▶ Do this: Print all entries precisely as they are written.

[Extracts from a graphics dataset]
· · · · · · ·

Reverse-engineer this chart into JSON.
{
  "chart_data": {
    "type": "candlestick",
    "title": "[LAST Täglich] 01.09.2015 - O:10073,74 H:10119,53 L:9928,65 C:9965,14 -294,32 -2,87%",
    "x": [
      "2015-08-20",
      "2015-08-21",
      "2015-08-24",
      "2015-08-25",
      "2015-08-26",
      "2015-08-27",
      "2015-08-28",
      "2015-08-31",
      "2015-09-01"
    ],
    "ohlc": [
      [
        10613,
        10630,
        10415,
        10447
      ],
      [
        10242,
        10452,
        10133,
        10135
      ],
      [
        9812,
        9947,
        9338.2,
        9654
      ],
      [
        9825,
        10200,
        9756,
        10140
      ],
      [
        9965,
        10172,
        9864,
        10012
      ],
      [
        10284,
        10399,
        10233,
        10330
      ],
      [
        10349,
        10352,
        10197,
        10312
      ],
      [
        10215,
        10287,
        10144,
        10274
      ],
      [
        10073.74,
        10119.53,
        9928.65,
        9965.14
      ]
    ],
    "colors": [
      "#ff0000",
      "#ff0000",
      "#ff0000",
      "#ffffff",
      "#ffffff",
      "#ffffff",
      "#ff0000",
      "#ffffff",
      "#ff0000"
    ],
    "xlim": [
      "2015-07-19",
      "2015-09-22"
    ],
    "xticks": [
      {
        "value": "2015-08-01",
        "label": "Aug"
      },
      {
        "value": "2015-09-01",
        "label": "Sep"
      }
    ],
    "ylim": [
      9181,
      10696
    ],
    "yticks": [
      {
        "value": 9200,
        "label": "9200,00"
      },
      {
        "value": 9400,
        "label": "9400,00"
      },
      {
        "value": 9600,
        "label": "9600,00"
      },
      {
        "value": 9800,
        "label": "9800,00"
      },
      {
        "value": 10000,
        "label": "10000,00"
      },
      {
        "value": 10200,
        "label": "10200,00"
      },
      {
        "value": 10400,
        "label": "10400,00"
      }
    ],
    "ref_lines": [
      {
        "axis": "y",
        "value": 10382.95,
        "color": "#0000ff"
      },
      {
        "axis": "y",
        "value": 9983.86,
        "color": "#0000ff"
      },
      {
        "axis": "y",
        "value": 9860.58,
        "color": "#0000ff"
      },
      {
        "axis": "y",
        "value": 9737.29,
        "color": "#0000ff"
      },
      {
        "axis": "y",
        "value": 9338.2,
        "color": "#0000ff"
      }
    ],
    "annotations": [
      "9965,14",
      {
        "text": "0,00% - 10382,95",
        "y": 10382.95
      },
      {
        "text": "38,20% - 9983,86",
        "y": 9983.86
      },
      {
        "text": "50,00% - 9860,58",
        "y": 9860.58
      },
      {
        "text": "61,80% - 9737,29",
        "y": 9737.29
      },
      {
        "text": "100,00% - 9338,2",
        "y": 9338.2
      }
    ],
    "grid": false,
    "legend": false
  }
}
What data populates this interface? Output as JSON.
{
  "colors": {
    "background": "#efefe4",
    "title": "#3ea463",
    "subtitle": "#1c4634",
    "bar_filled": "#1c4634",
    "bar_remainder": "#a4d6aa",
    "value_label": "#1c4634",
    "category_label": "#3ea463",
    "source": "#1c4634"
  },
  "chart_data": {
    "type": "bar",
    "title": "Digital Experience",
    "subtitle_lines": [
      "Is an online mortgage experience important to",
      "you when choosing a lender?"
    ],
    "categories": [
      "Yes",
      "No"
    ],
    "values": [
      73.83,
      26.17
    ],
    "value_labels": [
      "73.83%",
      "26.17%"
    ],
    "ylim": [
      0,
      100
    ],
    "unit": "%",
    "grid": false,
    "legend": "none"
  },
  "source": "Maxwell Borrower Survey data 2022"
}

· · · · · · ·

▶ Exercise solution:
Reverse-engineer this chart into JSON.
{
  "chart_data": {
    "type": "candlestick",
    "title": "[LAST Täglich] 01.09.2015 - O:10073,74 H:10119,53 L:9928,65 C:9965,14 -294,32 -2,87%",
    "x": [
      "2015-08-20",
      "2015-08-21",
      "2015-08-24",
      "2015-08-25",
      "2015-08-26",
      "2015-08-27",
      "2015-08-28",
      "2015-08-31",
      "2015-09-01"
    ],
    "ohlc": [
      [
        10613,
        10630,
        10415,
        10447
      ],
      [
        10242,
        10452,
        10133,
        10135
      ],
      [
        9812,
        9947,
        9338.2,
        9654
      ],
      [
        9825,
        10200,
        9756,
        10140
      ],
      [
        9965,
        10172,
        9864,
        10012
      ],
      [
        10284,
        10399,
        10233,
        10330
      ],
      [
        10349,
        10352,
        10197,
        10312
      ],
      [
        10215,
        10287,
        10144,
        10274
      ],
      [
        10073.74,
        10119.53,
        9928.65,
        9965.14
      ]
    ],
    "colors": [
      "#ff0000",
      "#ff0000",
      "#ff0000",
      "#ffffff",
      "#ffffff",
      "#ffffff",
      "#ff0000",
      "#ffffff",
      "#ff0000"
    ],
    "xlim": [
      "2015-07-19",
      "2015-09-22"
    ],
    "xticks": [
      {
        "value": "2015-08-01",
        "label": "Aug"
      },
      {
        "value": "2015-09-01",
        "label": "Sep"
      }
    ],
    "ylim": [
      9181,
      10696
    ],
    "yticks": [
      {
        "value": 9200,
        "label": "9200,00"
      },
      {
        "value": 9400,
        "label": "9400,00"
      },
      {
        "value": 9600,
        "label": "9600,00"
      },
      {
        "value": 9800,
        "label": "9800,00"
      },
      {
        "value": 10000,
        "label": "10000,00"
      },
      {
        "value": 10200,
        "label": "10200,00"
      },
      {
        "value": 10400,
        "label": "10400,00"
      }
    ],
    "ref_lines": [
      {
        "axis": "y",
        "value": 10382.95,
        "color": "#0000ff"
      },
      {
        "axis": "y",
        "value": 9983.86,
        "color": "#0000ff"
      },
      {
        "axis": "y",
        "value": 9860.58,
        "color": "#0000ff"
      },
      {
        "axis": "y",
        "value": 9737.29,
        "color": "#0000ff"
      },
      {
        "axis": "y",
        "value": 9338.2,
        "color": "#0000ff"
      }
    ],
    "annotations": [
      "9965,14",
      {
        "text": "0,00% - 10382,95",
        "y": 10382.95
      },
      {
        "text": "38,20% - 9983,86",
        "y": 9983.86
      },
      {
        "text": "50,00% - 9860,58",
        "y": 9860.58
      },
      {
        "text": "61,80% - 9737,29",
        "y": 9737.29
      },
      {
        "text": "100,00% - 9338,2",
        "y": 9338.2
      }
    ],
    "grid": false,
    "legend": false
  }
}
What data populates this interface? Output as JSON.
{
  "colors": {
    "background": "#efefe4",
    "title": "#3ea463",
    "subtitle": "#1c4634",
    "bar_filled": "#1c4634",
    "bar_remainder": "#a4d6aa",
    "value_label": "#1c4634",
    "category_label": "#3ea463",
    "source": "#1c4634"
  },
  "chart_data": {
    "type": "bar",
    "title": "Digital Experience",
    "subtitle_lines": [
      "Is an online mortgage experience important to",
      "you when choosing a lender?"
    ],
    "categories": [
      "Yes",
      "No"
    ],
    "values": [
      73.83,
      26.17
    ],
    "value_labels": [
      "73.83%",
      "26.17%"
    ],
    "ylim": [
      0,
      100
    ],
    "unit": "%",
    "grid": false,
    "legend": "none"
  },
  "source": "Maxwell Borrower Survey data 2022"
}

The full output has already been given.